▸ SUPPLIED RECORDS:
╔══
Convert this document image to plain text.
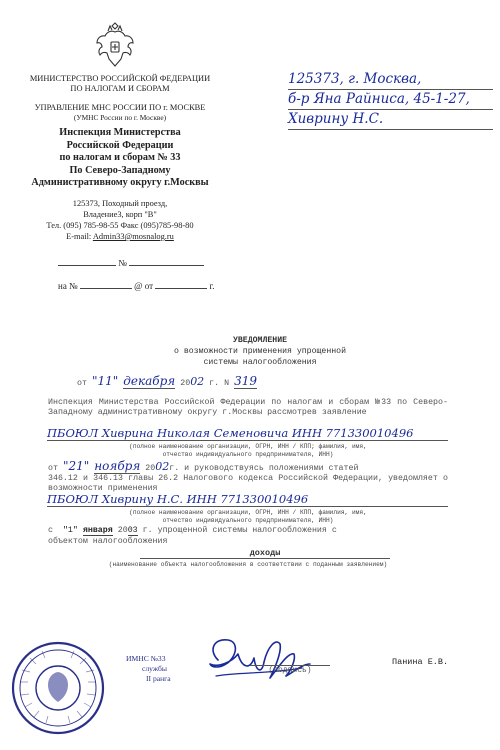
МИНИСТЕРСТВО РОССИЙСКОЙ ФЕДЕРАЦИИ
ПО НАЛОГАМ И СБОРАМ
УПРАВЛЕНИЕ МНС РОССИИ ПО г. МОСКВЕ
(УМНС России по г. Москве)
Инспекция Министерства
Российской Федерации
по налогам и сборам № 33
По Северо-Западному
Административному округу г.Москвы
125373, Походный проезд,
Владение3, корп "В"
Тел. (095) 785-98-55 Факс (095)785-98-80
E-mail: Admin33@mosnalog.ru
№
на №	@ от	г.
125373, г. Москва,
б-р Яна Райниса, 45-1-27,
Хиврину Н.С.
УВЕДОМЛЕНИЕ
о возможности применения упрощенной
системы налогообложения
от "11" декабря 2002 г. N 319
Инспекция Министерства Российской Федерации по налогам и сборам №33 по Северо-Западному административному округу г.Москвы рассмотрев заявление
ПБОЮЛ Хиврина Николая Семеновича ИНН 771330010496
(полное наименование организации, ОГРН, ИНН / КПП; фамилия, имя,
отчество индивидуального предпринимателя, ИНН)
от "21" ноября 2002г. и руководствуясь положениями статей
346.12 и 346.13 главы 26.2 Налогового кодекса Российской Федерации, уведомляет о возможности применения
ПБОЮЛ Хиврину Н.С. ИНН 771330010496
(полное наименование организации, ОГРН, ИНН / КПП, фамилия, имя,
отчество индивидуального предпринимателя, ИНН)
с "1" января 2003 г. упрощенной системы налогообложения с
объектом налогообложения
доходы
(наименование объекта налогообложения в соответствии с поданным заявлением)
ИМНС №33
службы
II ранга
(подпись)
Панина Е.В.
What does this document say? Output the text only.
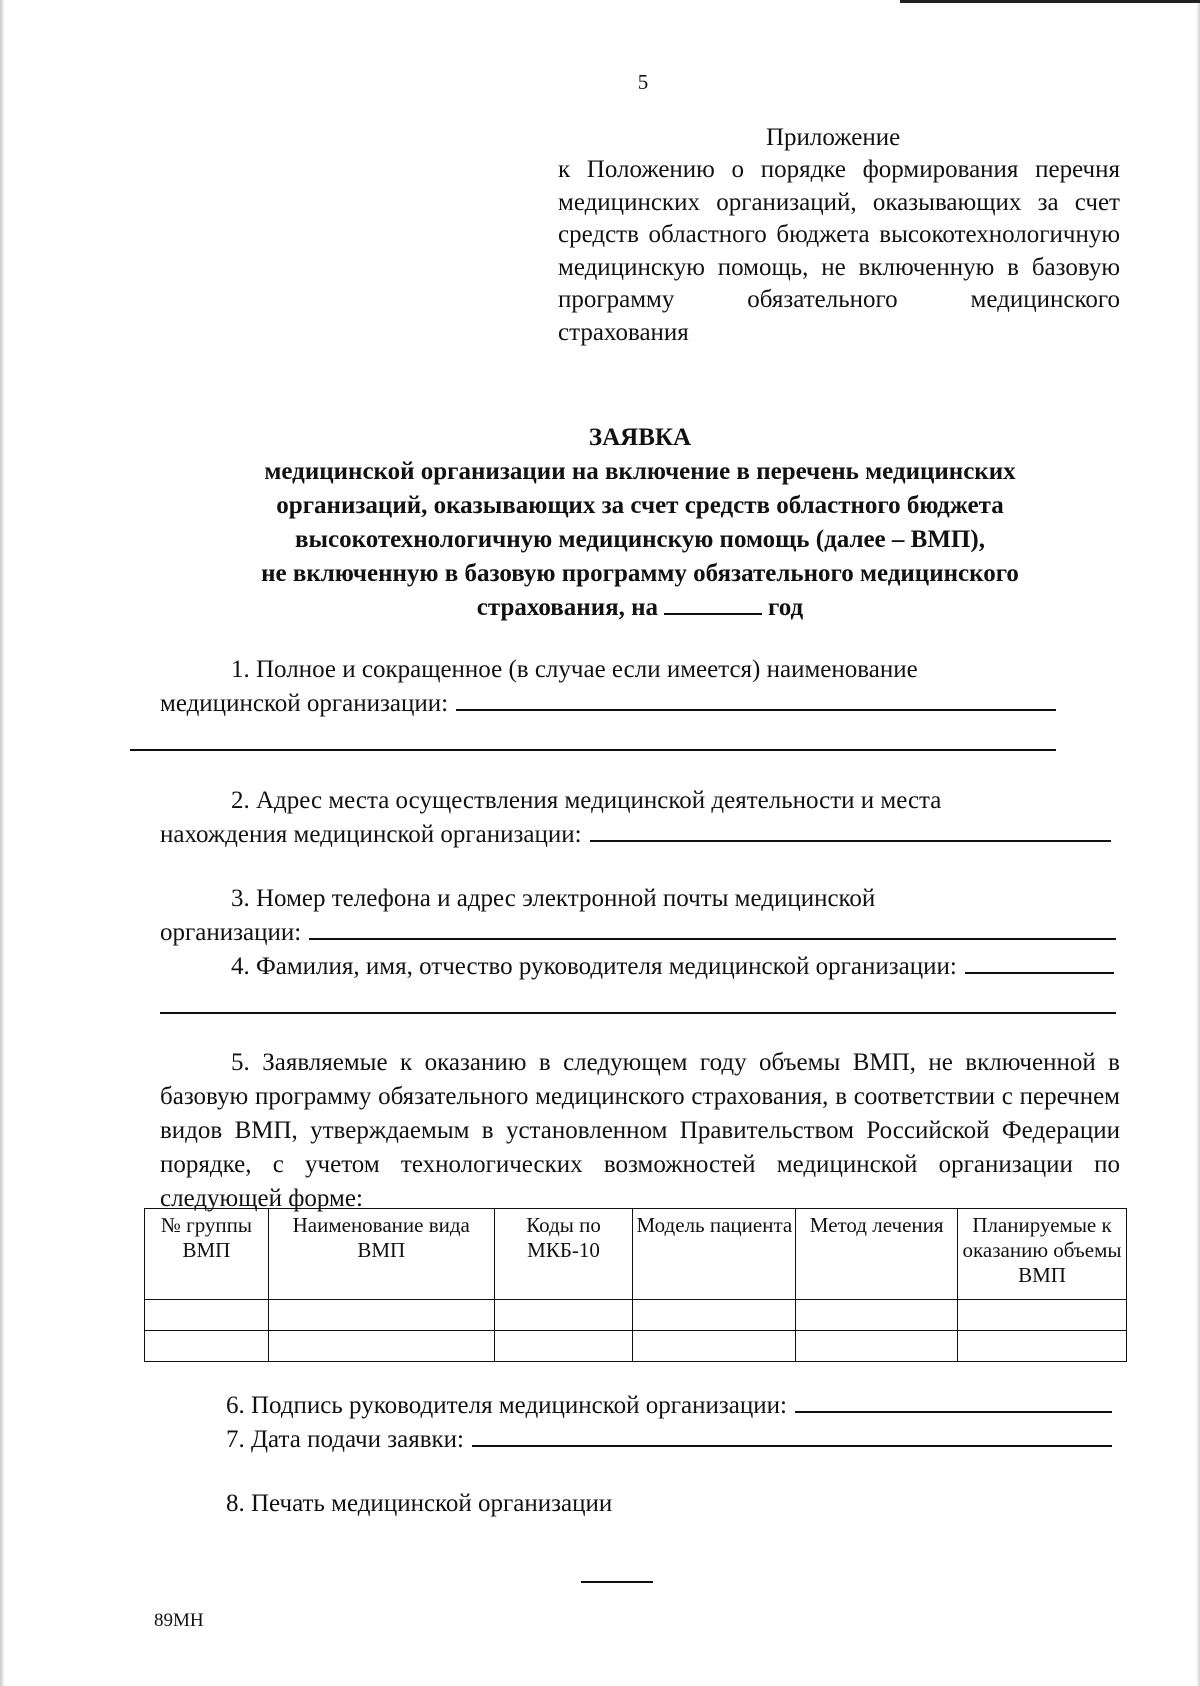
5
Приложение
к Положению о порядке формирования перечня медицинских организаций, оказывающих за счет средств областного бюджета высокотехнологичную медицинскую помощь, не включенную в базовую программу обязательного медицинского страхования
ЗАЯВКА
медицинской организации на включение в перечень медицинских
организаций, оказывающих за счет средств областного бюджета
высокотехнологичную медицинскую помощь (далее – ВМП),
не включенную в базовую программу обязательного медицинского
страхования, на	год
1. Полное и сокращенное (в случае если имеется) наименование
медицинской организации:
2. Адрес места осуществления медицинской деятельности и места
нахождения медицинской организации:
3. Номер телефона и адрес электронной почты медицинской
организации:
4. Фамилия, имя, отчество руководителя медицинской организации:
5. Заявляемые к оказанию в следующем году объемы ВМП, не включенной в базовую программу обязательного медицинского страхования, в соответствии с перечнем видов ВМП, утверждаемым в установленном Правительством Российской Федерации порядке, с учетом технологических возможностей медицинской организации по следующей форме:
№ группы ВМП	Наименование вида ВМП	Коды по МКБ-10	Модель пациента	Метод лечения	Планируемые к оказанию объемы ВМП

6. Подпись руководителя медицинской организации:
7. Дата подачи заявки:
8. Печать медицинской организации
89МН
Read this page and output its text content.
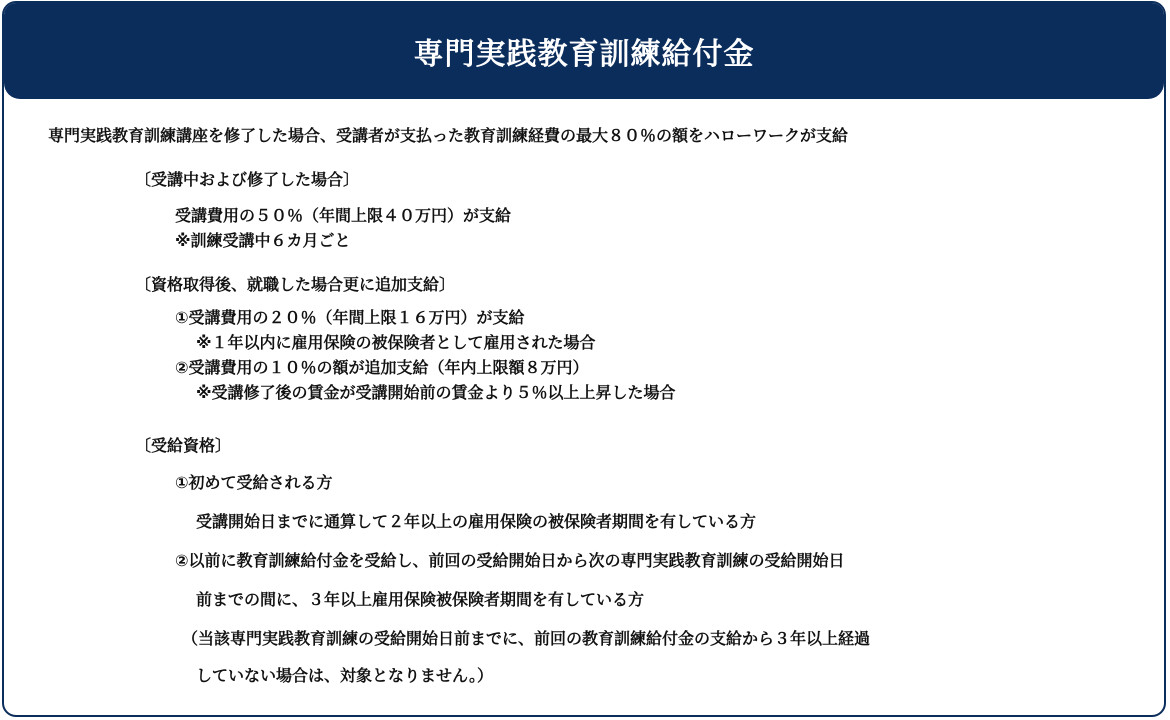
専門実践教育訓練給付金
専門実践教育訓練講座を修了した場合、受講者が支払った教育訓練経費の最大８０％の額をハローワークが支給
〔受講中および修了した場合〕
受講費用の５０％（年間上限４０万円）が支給
※訓練受講中６カ月ごと
〔資格取得後、就職した場合更に追加支給〕
①受講費用の２０％（年間上限１６万円）が支給
※１年以内に雇用保険の被保険者として雇用された場合
②受講費用の１０％の額が追加支給（年内上限額８万円）
※受講修了後の賃金が受講開始前の賃金より５％以上上昇した場合
〔受給資格〕
①初めて受給される方
受講開始日までに通算して２年以上の雇用保険の被保険者期間を有している方
②以前に教育訓練給付金を受給し、前回の受給開始日から次の専門実践教育訓練の受給開始日
前までの間に、３年以上雇用保険被保険者期間を有している方
（当該専門実践教育訓練の受給開始日前までに、前回の教育訓練給付金の支給から３年以上経過
していない場合は、対象となりません。）
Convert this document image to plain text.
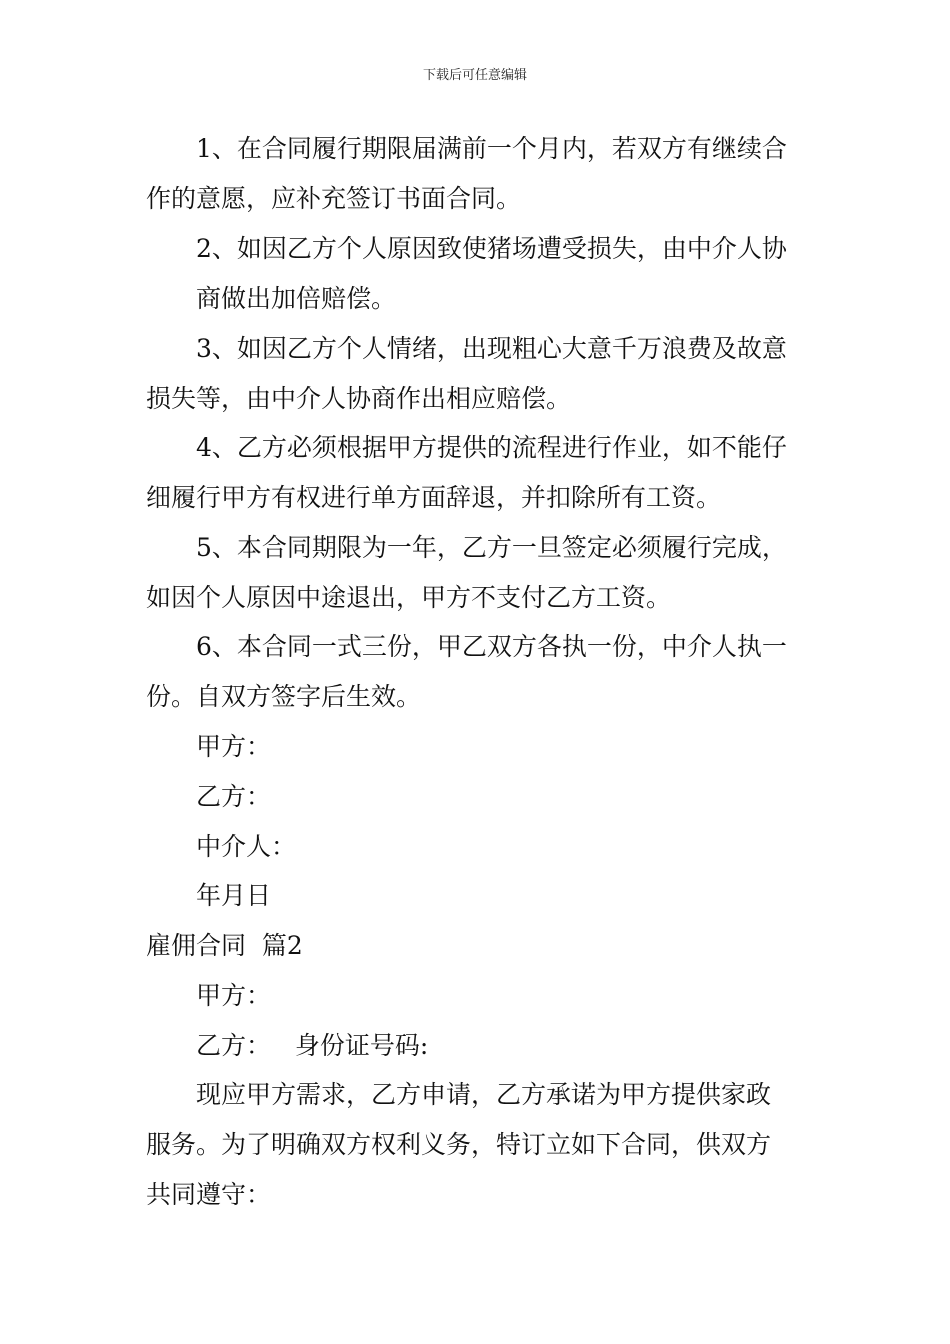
下载后可任意编辑
1、在合同履行期限届满前一个月内，若双方有继续合
作的意愿，应补充签订书面合同。
2、如因乙方个人原因致使猪场遭受损失，由中介人协
商做出加倍赔偿。
3、如因乙方个人情绪，出现粗心大意千万浪费及故意
损失等，由中介人协商作出相应赔偿。
4、乙方必须根据甲方提供的流程进行作业，如不能仔
细履行甲方有权进行单方面辞退，并扣除所有工资。
5、本合同期限为一年，乙方一旦签定必须履行完成，
如因个人原因中途退出，甲方不支付乙方工资。
6、本合同一式三份，甲乙双方各执一份，中介人执一
份。自双方签字后生效。
甲方：
乙方：
中介人：
年月日
雇佣合同  篇2
甲方：
乙方：   身份证号码:
现应甲方需求，乙方申请，乙方承诺为甲方提供家政
服务。为了明确双方权利义务，特订立如下合同，供双方
共同遵守：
╚══
▸ STATED TASK:
Restate each of the entries above word for word and skip every image.

▸ COMPLETED TASK:
Convert this document image to plain text.
МИНИСТЕРСТВО РОССИЙСКОЙ ФЕДЕРАЦИИ
ПО НАЛОГАМ И СБОРАМ
УПРАВЛЕНИЕ МНС РОССИИ ПО г. МОСКВЕ
(УМНС России по г. Москве)
Инспекция Министерства
Российской Федерации
по налогам и сборам № 33
По Северо-Западному
Административному округу г.Москвы
125373, Походный проезд,
Владение3, корп "В"
Тел. (095) 785-98-55 Факс (095)785-98-80
E-mail: Admin33@mosnalog.ru
№
на №	@ от	г.
125373, г. Москва,
б-р Яна Райниса, 45-1-27,
Хиврину Н.С.
УВЕДОМЛЕНИЕ
о возможности применения упрощенной
системы налогообложения
от "11" декабря 2002 г. N 319
Инспекция Министерства Российской Федерации по налогам и сборам №33 по Северо-Западному административному округу г.Москвы рассмотрев заявление
ПБОЮЛ Хиврина Николая Семеновича ИНН 771330010496
(полное наименование организации, ОГРН, ИНН / КПП; фамилия, имя,
отчество индивидуального предпринимателя, ИНН)
от "21" ноября 2002г. и руководствуясь положениями статей
346.12 и 346.13 главы 26.2 Налогового кодекса Российской Федерации, уведомляет о возможности применения
ПБОЮЛ Хиврину Н.С. ИНН 771330010496
(полное наименование организации, ОГРН, ИНН / КПП, фамилия, имя,
отчество индивидуального предпринимателя, ИНН)
с "1" января 2003 г. упрощенной системы налогообложения с
объектом налогообложения
доходы
(наименование объекта налогообложения в соответствии с поданным заявлением)
ИМНС №33
службы
II ранга
(подпись)
Панина Е.В.
What does this document say? Output the text only.
5
Приложение
к Положению о порядке формирования перечня медицинских организаций, оказывающих за счет средств областного бюджета высокотехнологичную медицинскую помощь, не включенную в базовую программу обязательного медицинского страхования
ЗАЯВКА
медицинской организации на включение в перечень медицинских
организаций, оказывающих за счет средств областного бюджета
высокотехнологичную медицинскую помощь (далее – ВМП),
не включенную в базовую программу обязательного медицинского
страхования, на	год
1. Полное и сокращенное (в случае если имеется) наименование
медицинской организации:
2. Адрес места осуществления медицинской деятельности и места
нахождения медицинской организации:
3. Номер телефона и адрес электронной почты медицинской
организации:
4. Фамилия, имя, отчество руководителя медицинской организации:
5. Заявляемые к оказанию в следующем году объемы ВМП, не включенной в базовую программу обязательного медицинского страхования, в соответствии с перечнем видов ВМП, утверждаемым в установленном Правительством Российской Федерации порядке, с учетом технологических возможностей медицинской организации по следующей форме:
№ группы ВМП	Наименование вида ВМП	Коды по МКБ-10	Модель пациента	Метод лечения	Планируемые к оказанию объемы ВМП

6. Подпись руководителя медицинской организации:
7. Дата подачи заявки:
8. Печать медицинской организации
89МН
Read this page and output its text content.
専門実践教育訓練給付金
専門実践教育訓練講座を修了した場合、受講者が支払った教育訓練経費の最大８０％の額をハローワークが支給
〔受講中および修了した場合〕
受講費用の５０％（年間上限４０万円）が支給
※訓練受講中６カ月ごと
〔資格取得後、就職した場合更に追加支給〕
①受講費用の２０％（年間上限１６万円）が支給
※１年以内に雇用保険の被保険者として雇用された場合
②受講費用の１０％の額が追加支給（年内上限額８万円）
※受講修了後の賃金が受講開始前の賃金より５％以上上昇した場合
〔受給資格〕
①初めて受給される方
受講開始日までに通算して２年以上の雇用保険の被保険者期間を有している方
②以前に教育訓練給付金を受給し、前回の受給開始日から次の専門実践教育訓練の受給開始日
前までの間に、３年以上雇用保険被保険者期間を有している方
（当該専門実践教育訓練の受給開始日前までに、前回の教育訓練給付金の支給から３年以上経過
していない場合は、対象となりません。）
Convert this document image to plain text.
下载后可任意编辑
1、在合同履行期限届满前一个月内，若双方有继续合
作的意愿，应补充签订书面合同。
2、如因乙方个人原因致使猪场遭受损失，由中介人协
商做出加倍赔偿。
3、如因乙方个人情绪，出现粗心大意千万浪费及故意
损失等，由中介人协商作出相应赔偿。
4、乙方必须根据甲方提供的流程进行作业，如不能仔
细履行甲方有权进行单方面辞退，并扣除所有工资。
5、本合同期限为一年，乙方一旦签定必须履行完成，
如因个人原因中途退出，甲方不支付乙方工资。
6、本合同一式三份，甲乙双方各执一份，中介人执一
份。自双方签字后生效。
甲方：
乙方：
中介人：
年月日
雇佣合同  篇2
甲方：
乙方：   身份证号码:
现应甲方需求，乙方申请，乙方承诺为甲方提供家政
服务。为了明确双方权利义务，特订立如下合同，供双方
共同遵守：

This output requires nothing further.